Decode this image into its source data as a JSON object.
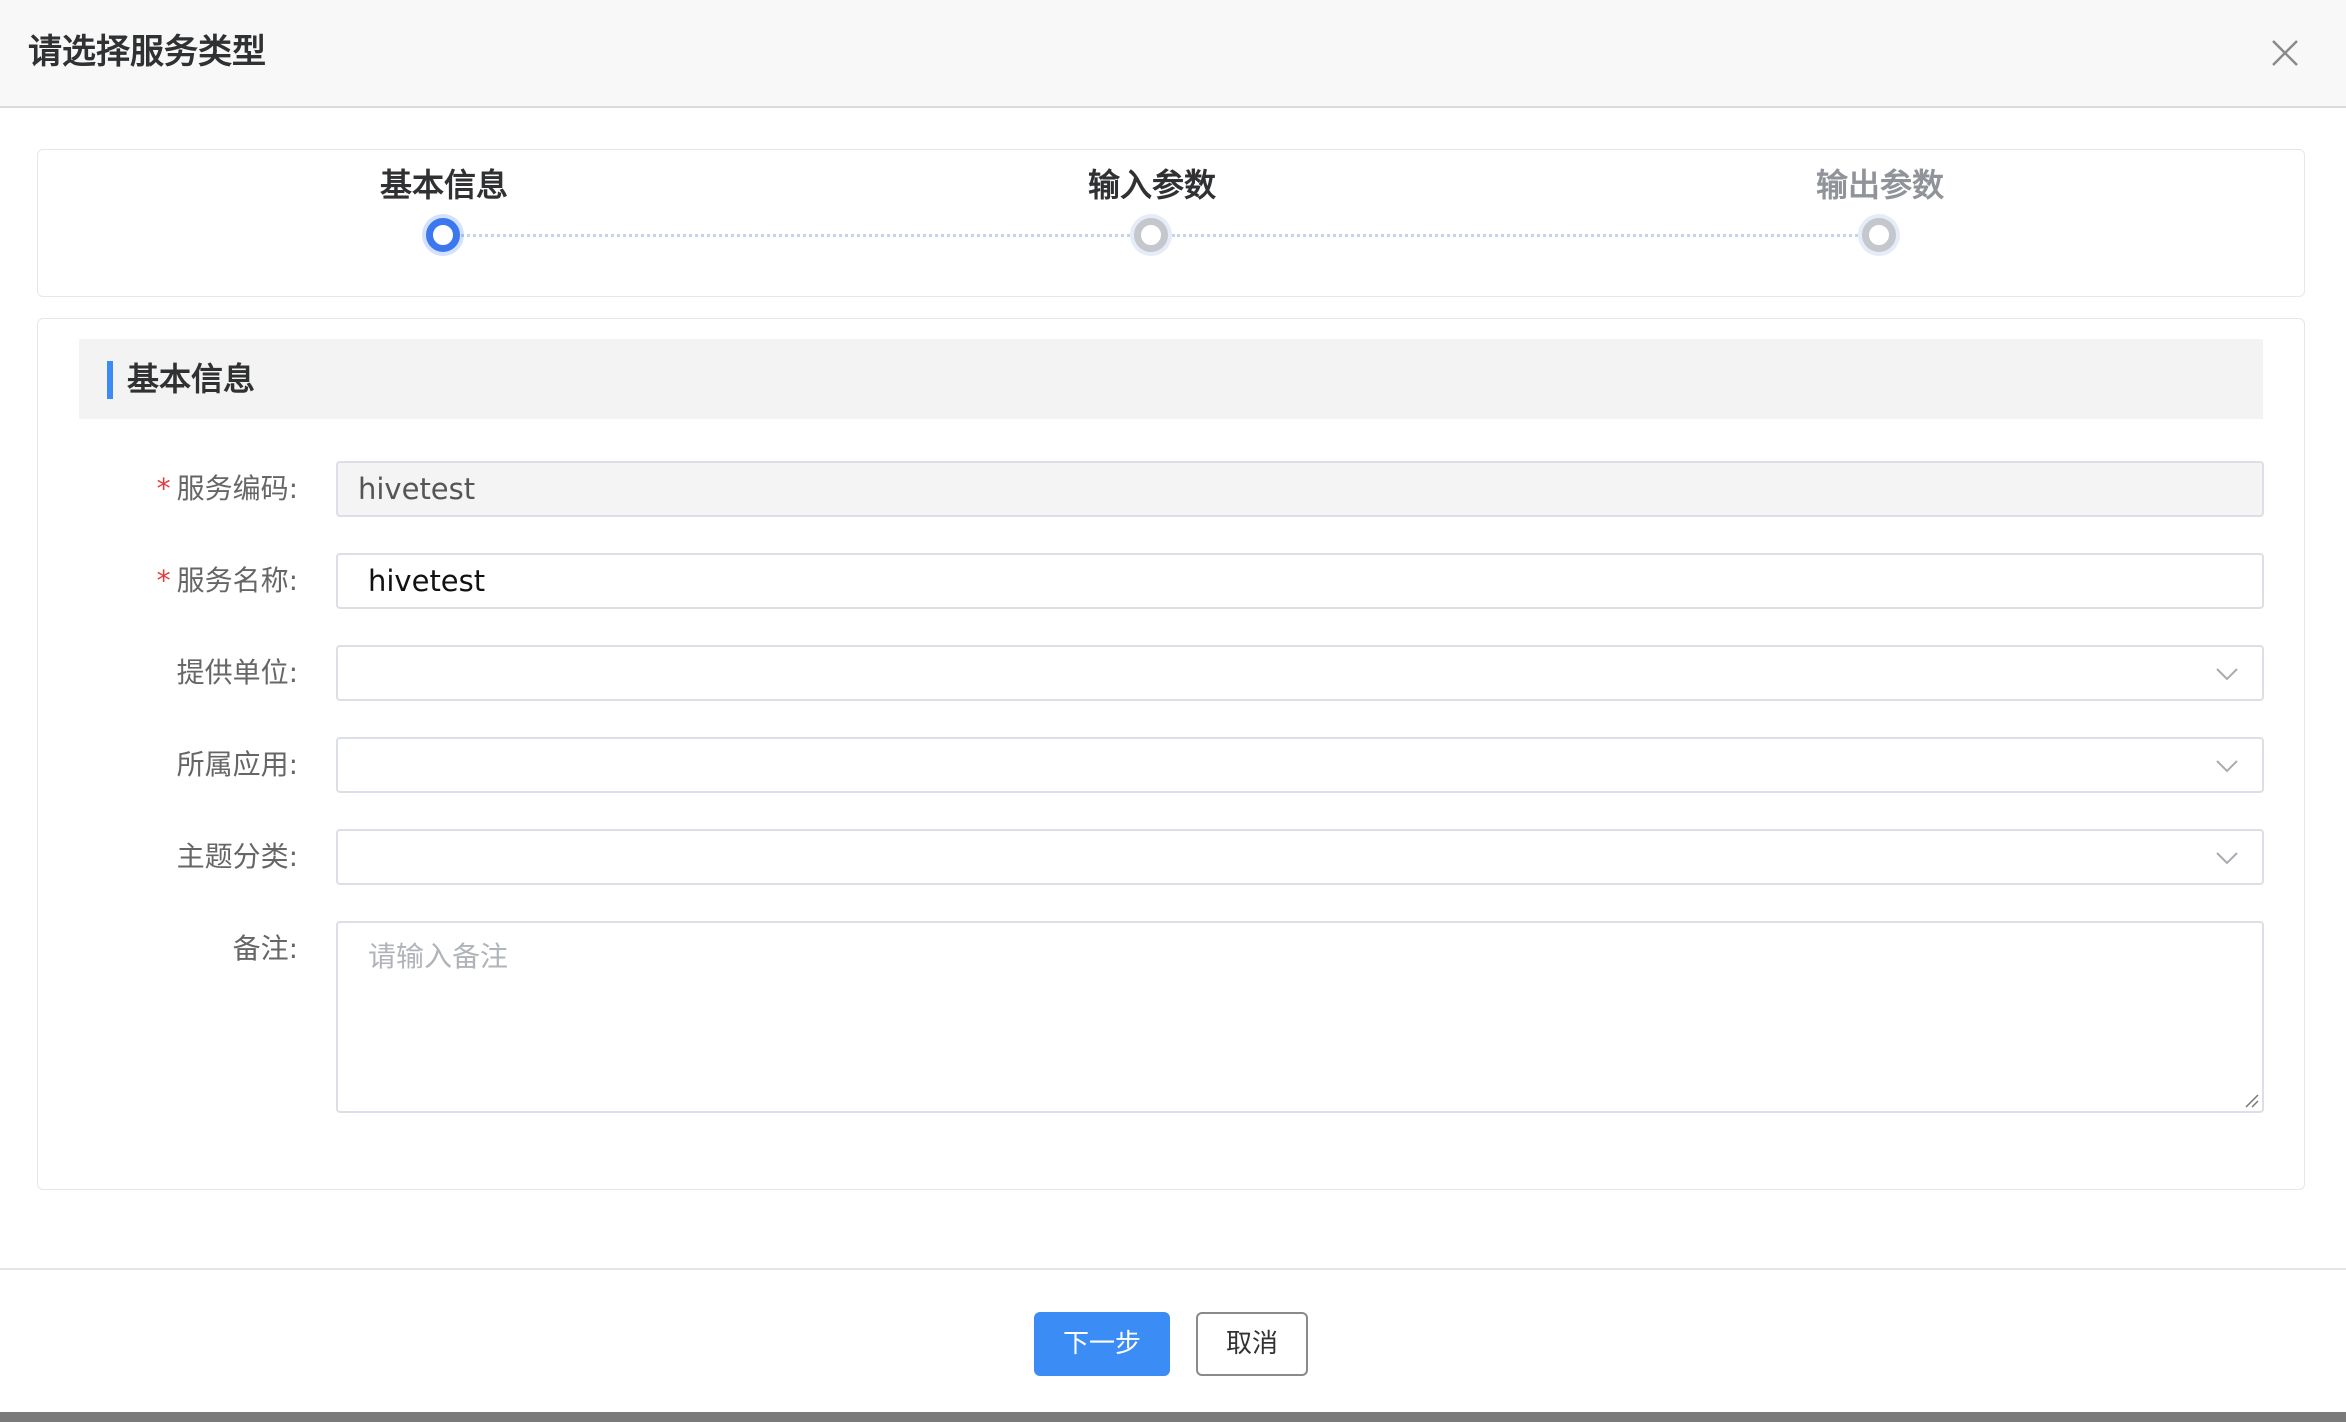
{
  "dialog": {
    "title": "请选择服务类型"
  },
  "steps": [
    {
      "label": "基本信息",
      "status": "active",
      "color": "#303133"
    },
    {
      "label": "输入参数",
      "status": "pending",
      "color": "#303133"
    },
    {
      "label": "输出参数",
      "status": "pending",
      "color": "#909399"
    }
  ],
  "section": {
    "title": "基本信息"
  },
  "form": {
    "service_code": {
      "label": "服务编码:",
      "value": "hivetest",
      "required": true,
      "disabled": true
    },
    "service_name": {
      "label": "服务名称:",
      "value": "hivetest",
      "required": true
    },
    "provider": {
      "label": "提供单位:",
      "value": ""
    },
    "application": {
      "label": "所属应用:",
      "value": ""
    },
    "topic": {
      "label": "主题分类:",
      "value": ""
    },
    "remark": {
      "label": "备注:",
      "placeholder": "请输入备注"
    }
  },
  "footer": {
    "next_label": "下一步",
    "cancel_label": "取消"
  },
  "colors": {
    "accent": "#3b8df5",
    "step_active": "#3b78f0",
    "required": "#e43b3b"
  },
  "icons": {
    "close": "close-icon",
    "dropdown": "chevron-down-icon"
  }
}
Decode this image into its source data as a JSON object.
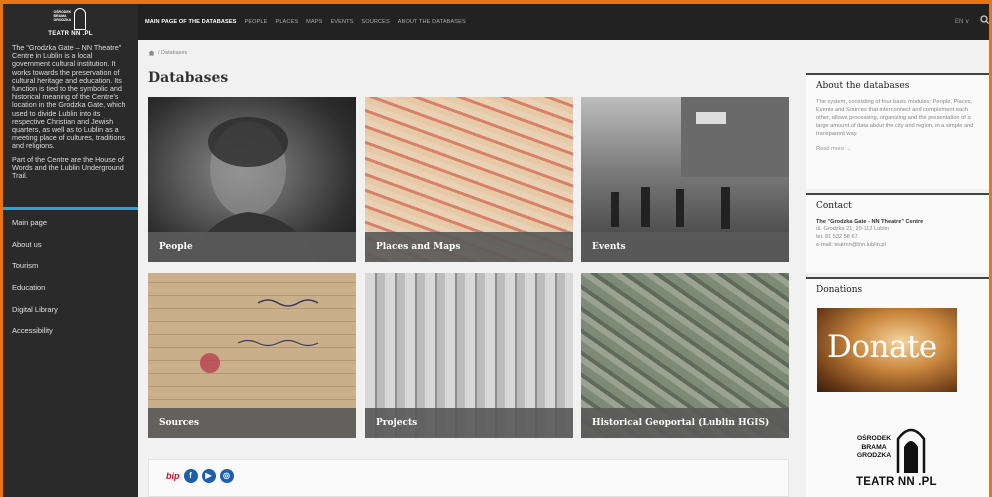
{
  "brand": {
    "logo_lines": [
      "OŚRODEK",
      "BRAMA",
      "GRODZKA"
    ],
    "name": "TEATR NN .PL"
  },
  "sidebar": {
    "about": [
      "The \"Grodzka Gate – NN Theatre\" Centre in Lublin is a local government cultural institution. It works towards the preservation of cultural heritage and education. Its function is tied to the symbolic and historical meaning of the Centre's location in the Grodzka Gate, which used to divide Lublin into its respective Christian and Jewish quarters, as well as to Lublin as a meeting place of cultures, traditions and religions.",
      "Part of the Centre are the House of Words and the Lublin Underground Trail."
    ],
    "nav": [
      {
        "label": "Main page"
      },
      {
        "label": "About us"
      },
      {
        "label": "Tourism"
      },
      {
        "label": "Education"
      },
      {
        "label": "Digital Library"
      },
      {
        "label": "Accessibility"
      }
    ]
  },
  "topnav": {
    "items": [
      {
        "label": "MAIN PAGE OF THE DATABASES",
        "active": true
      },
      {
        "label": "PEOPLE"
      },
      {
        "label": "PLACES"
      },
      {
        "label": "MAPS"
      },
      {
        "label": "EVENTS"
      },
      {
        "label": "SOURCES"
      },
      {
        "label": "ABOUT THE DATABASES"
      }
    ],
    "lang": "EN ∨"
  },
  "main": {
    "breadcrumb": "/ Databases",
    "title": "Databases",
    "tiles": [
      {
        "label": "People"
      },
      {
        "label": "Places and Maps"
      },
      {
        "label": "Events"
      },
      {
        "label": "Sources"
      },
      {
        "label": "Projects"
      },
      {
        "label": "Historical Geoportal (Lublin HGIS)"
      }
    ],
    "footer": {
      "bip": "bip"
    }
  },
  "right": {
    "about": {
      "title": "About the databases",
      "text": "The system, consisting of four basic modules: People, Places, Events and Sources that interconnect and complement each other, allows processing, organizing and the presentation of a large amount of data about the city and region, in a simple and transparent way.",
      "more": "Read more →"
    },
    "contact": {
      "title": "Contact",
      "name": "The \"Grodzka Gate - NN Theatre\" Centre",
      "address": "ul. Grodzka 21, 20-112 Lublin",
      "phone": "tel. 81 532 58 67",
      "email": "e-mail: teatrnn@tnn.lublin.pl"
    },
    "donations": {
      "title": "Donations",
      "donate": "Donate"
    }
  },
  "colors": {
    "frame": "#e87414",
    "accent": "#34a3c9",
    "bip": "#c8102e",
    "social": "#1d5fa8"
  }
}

== == ==

§ **WHAT IS BEING ASKED**: Retype the whole listing exactly and leave the pictures out.

§ **THE ANSWER**:
Decode this image into its source data as a JSON object.
{
  "dialog": {
    "title": "请选择服务类型"
  },
  "steps": [
    {
      "label": "基本信息",
      "status": "active",
      "color": "#303133"
    },
    {
      "label": "输入参数",
      "status": "pending",
      "color": "#303133"
    },
    {
      "label": "输出参数",
      "status": "pending",
      "color": "#909399"
    }
  ],
  "section": {
    "title": "基本信息"
  },
  "form": {
    "service_code": {
      "label": "服务编码:",
      "value": "hivetest",
      "required": true,
      "disabled": true
    },
    "service_name": {
      "label": "服务名称:",
      "value": "hivetest",
      "required": true
    },
    "provider": {
      "label": "提供单位:",
      "value": ""
    },
    "application": {
      "label": "所属应用:",
      "value": ""
    },
    "topic": {
      "label": "主题分类:",
      "value": ""
    },
    "remark": {
      "label": "备注:",
      "placeholder": "请输入备注"
    }
  },
  "footer": {
    "next_label": "下一步",
    "cancel_label": "取消"
  },
  "colors": {
    "accent": "#3b8df5",
    "step_active": "#3b78f0",
    "required": "#e43b3b"
  },
  "icons": {
    "close": "close-icon",
    "dropdown": "chevron-down-icon"
  }
}
Decode this image into its source data as a JSON object.
{
  "brand": {
    "logo_lines": [
      "OŚRODEK",
      "BRAMA",
      "GRODZKA"
    ],
    "name": "TEATR NN .PL"
  },
  "sidebar": {
    "about": [
      "The \"Grodzka Gate – NN Theatre\" Centre in Lublin is a local government cultural institution. It works towards the preservation of cultural heritage and education. Its function is tied to the symbolic and historical meaning of the Centre's location in the Grodzka Gate, which used to divide Lublin into its respective Christian and Jewish quarters, as well as to Lublin as a meeting place of cultures, traditions and religions.",
      "Part of the Centre are the House of Words and the Lublin Underground Trail."
    ],
    "nav": [
      {
        "label": "Main page"
      },
      {
        "label": "About us"
      },
      {
        "label": "Tourism"
      },
      {
        "label": "Education"
      },
      {
        "label": "Digital Library"
      },
      {
        "label": "Accessibility"
      }
    ]
  },
  "topnav": {
    "items": [
      {
        "label": "MAIN PAGE OF THE DATABASES",
        "active": true
      },
      {
        "label": "PEOPLE"
      },
      {
        "label": "PLACES"
      },
      {
        "label": "MAPS"
      },
      {
        "label": "EVENTS"
      },
      {
        "label": "SOURCES"
      },
      {
        "label": "ABOUT THE DATABASES"
      }
    ],
    "lang": "EN ∨"
  },
  "main": {
    "breadcrumb": "/ Databases",
    "title": "Databases",
    "tiles": [
      {
        "label": "People"
      },
      {
        "label": "Places and Maps"
      },
      {
        "label": "Events"
      },
      {
        "label": "Sources"
      },
      {
        "label": "Projects"
      },
      {
        "label": "Historical Geoportal (Lublin HGIS)"
      }
    ],
    "footer": {
      "bip": "bip"
    }
  },
  "right": {
    "about": {
      "title": "About the databases",
      "text": "The system, consisting of four basic modules: People, Places, Events and Sources that interconnect and complement each other, allows processing, organizing and the presentation of a large amount of data about the city and region, in a simple and transparent way.",
      "more": "Read more →"
    },
    "contact": {
      "title": "Contact",
      "name": "The \"Grodzka Gate - NN Theatre\" Centre",
      "address": "ul. Grodzka 21, 20-112 Lublin",
      "phone": "tel. 81 532 58 67",
      "email": "e-mail: teatrnn@tnn.lublin.pl"
    },
    "donations": {
      "title": "Donations",
      "donate": "Donate"
    }
  },
  "colors": {
    "frame": "#e87414",
    "accent": "#34a3c9",
    "bip": "#c8102e",
    "social": "#1d5fa8"
  }
}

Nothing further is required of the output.